PASSAGE GIVEN:
Firstly, the vegetable garden with some deep beds on the right and our polytunnel covering 45 square metres of land.
Inside the polytunnel. This was taken on May Day so things are now a lot busier inside.
The boatyard. The black boat on the trailer is mine. The others belong to friends.
A beautiful formal garden, which I hate the sight of as nothing can be eaten. It is to become the orchard.
Another quarter acre or thereabouts. It will become a wood to supplement whatever is found drifting in the sea or falls off the trees in the picture above.
It is surprising how much can be crammed into an acre. I wouldn't want anymore land unless it was solely for wood.
At this moment in time we can see no reason why we should be off-grid. Nothing would please us more than to deny the government of tax and public service levy totalling over a third of my electricity bill. The thing is, we just don't use that much electricity. When we moved in, all the previous owners' 150W incandescent bulbs were replaced with 6W compact fluorescents. The odd higher wattage ones where needed. In all, the total wattage of all the new bulbs is less than one 150W incandescent.
We bought a fridge and a washing machine and made sure that they were A class energy efficient. Every night we make sure that nothing is left on standby. During the day, we always flick the mains switch anyway if we turn off the television. We wait for a full load of washing before filling the machine. We don't use electricity to heat anything, except for a toaster that produces toast in a minute unlike the poor gas grill that would take an hour if we let it. No electric heater. No microwave. No electric kettle.

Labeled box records
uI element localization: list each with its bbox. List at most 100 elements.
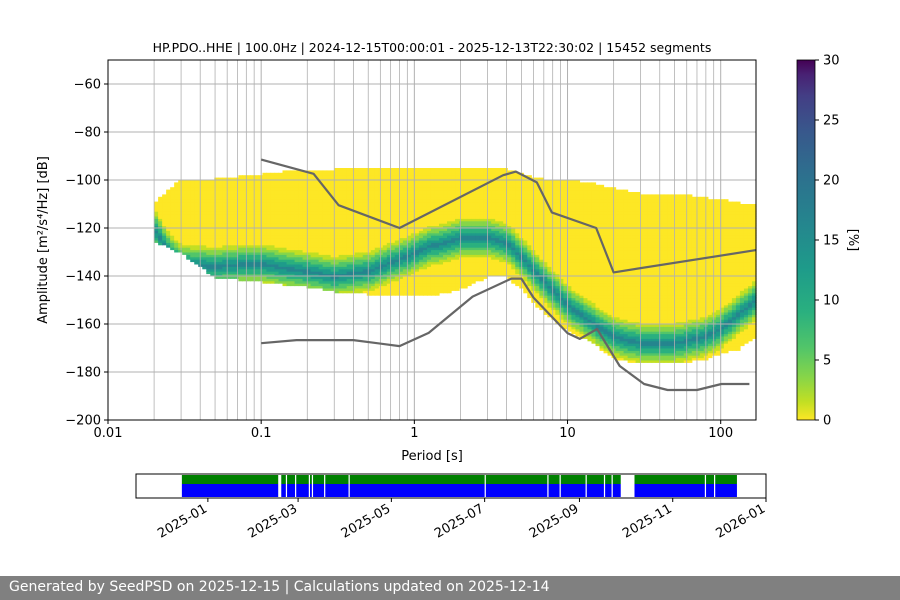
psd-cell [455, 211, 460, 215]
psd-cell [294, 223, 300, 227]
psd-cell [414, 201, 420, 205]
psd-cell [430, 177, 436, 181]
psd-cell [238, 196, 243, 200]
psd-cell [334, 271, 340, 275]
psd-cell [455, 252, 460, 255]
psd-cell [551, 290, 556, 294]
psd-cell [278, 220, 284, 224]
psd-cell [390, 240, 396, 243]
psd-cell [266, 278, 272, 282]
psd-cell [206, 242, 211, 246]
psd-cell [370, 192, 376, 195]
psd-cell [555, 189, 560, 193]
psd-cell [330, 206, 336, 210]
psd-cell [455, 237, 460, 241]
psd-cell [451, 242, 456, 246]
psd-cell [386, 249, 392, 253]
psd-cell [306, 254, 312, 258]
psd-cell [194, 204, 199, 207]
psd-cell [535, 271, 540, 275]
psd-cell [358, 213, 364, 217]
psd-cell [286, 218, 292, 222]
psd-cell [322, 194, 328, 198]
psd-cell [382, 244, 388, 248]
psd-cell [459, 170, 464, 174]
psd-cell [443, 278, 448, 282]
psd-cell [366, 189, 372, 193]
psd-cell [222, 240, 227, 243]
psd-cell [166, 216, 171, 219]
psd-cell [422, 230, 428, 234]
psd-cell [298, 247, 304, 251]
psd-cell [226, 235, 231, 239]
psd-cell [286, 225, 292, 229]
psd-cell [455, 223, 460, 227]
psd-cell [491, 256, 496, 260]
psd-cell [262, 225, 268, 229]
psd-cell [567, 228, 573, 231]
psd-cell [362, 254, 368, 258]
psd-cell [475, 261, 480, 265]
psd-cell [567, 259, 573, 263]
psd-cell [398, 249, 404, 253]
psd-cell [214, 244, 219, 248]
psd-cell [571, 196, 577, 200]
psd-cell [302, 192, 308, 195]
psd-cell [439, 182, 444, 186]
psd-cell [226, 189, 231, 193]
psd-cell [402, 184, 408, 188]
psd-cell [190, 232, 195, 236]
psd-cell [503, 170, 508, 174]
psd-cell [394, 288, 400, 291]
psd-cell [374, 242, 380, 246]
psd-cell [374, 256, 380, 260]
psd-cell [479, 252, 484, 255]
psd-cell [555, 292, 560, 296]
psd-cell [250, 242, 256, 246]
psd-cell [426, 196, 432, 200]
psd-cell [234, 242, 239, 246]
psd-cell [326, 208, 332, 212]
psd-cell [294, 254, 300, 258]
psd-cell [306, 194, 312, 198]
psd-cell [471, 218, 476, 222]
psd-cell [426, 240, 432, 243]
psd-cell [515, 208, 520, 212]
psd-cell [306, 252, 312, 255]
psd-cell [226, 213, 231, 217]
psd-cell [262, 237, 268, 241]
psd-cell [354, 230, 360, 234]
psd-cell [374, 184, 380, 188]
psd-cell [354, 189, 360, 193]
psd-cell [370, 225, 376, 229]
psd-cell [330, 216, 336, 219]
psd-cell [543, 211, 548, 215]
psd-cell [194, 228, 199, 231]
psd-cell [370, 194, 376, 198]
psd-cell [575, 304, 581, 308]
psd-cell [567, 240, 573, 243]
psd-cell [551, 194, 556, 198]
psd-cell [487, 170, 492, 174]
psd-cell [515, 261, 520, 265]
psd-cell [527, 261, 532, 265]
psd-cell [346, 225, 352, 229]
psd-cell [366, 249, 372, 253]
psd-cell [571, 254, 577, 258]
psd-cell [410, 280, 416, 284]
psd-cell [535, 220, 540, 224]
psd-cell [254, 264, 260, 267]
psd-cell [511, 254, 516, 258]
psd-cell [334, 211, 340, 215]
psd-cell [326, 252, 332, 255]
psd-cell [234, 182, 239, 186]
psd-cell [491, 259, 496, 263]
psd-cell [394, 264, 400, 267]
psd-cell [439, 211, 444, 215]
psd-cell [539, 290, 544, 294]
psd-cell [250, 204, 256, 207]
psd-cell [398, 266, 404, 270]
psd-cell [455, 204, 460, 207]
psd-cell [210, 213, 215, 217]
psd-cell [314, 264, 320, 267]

REQUIRED WORK:
1. How much land does the polytunnel cover, according to the passage?
2. Using the passage, mark each statement yes or no and quote the words that decide it: (a) The black boat on the trailer belongs to the writer. (b) The household uses an electric kettle. (c) The formal garden is to become a wood.
The listing comes from a separate source, unrelated to the passage.

EXERCISE RESULTS:
1. 45 square meters.

2.
(a) Yes: "The black boat on the trailer is mine."
(b) No: "No electric kettle."
(c) No: "It is to become the orchard."